▶ **Exercise aim**
Can you output the records below exactly as they are written?

▶ **Listing**
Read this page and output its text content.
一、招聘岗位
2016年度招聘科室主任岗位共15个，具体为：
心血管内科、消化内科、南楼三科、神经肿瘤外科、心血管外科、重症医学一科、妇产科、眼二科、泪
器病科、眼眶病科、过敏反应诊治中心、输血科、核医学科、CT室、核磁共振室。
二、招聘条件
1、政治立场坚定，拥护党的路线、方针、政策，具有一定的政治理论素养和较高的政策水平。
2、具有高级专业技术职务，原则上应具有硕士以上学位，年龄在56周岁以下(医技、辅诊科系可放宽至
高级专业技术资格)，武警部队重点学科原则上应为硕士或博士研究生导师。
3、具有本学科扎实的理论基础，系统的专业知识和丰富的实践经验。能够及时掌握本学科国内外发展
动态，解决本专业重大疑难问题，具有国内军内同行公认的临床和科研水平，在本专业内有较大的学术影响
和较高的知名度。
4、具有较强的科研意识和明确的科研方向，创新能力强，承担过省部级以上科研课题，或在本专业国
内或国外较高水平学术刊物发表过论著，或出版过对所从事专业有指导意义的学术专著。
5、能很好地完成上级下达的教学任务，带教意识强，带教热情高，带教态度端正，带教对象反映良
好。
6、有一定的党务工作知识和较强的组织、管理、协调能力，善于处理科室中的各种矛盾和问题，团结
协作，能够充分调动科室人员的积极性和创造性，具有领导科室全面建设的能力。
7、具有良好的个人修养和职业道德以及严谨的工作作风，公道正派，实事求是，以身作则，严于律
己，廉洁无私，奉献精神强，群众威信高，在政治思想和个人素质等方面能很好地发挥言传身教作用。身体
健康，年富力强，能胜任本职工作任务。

▶ **Task output**
Read this page and output its text content.
一、招聘岗位
2016年度招聘科室主任岗位共15个，具体为：
心血管内科、消化内科、南楼三科、神经肿瘤外科、心血管外科、重症医学一科、妇产科、眼二科、泪
器病科、眼眶病科、过敏反应诊治中心、输血科、核医学科、CT室、核磁共振室。
二、招聘条件
1、政治立场坚定，拥护党的路线、方针、政策，具有一定的政治理论素养和较高的政策水平。
2、具有高级专业技术职务，原则上应具有硕士以上学位，年龄在56周岁以下(医技、辅诊科系可放宽至
高级专业技术资格)，武警部队重点学科原则上应为硕士或博士研究生导师。
3、具有本学科扎实的理论基础，系统的专业知识和丰富的实践经验。能够及时掌握本学科国内外发展
动态，解决本专业重大疑难问题，具有国内军内同行公认的临床和科研水平，在本专业内有较大的学术影响
和较高的知名度。
4、具有较强的科研意识和明确的科研方向，创新能力强，承担过省部级以上科研课题，或在本专业国
内或国外较高水平学术刊物发表过论著，或出版过对所从事专业有指导意义的学术专著。
5、能很好地完成上级下达的教学任务，带教意识强，带教热情高，带教态度端正，带教对象反映良
好。
6、有一定的党务工作知识和较强的组织、管理、协调能力，善于处理科室中的各种矛盾和问题，团结
协作，能够充分调动科室人员的积极性和创造性，具有领导科室全面建设的能力。
7、具有良好的个人修养和职业道德以及严谨的工作作风，公道正派，实事求是，以身作则，严于律
己，廉洁无私，奉献精神强，群众威信高，在政治思想和个人素质等方面能很好地发挥言传身教作用。身体
健康，年富力强，能胜任本职工作任务。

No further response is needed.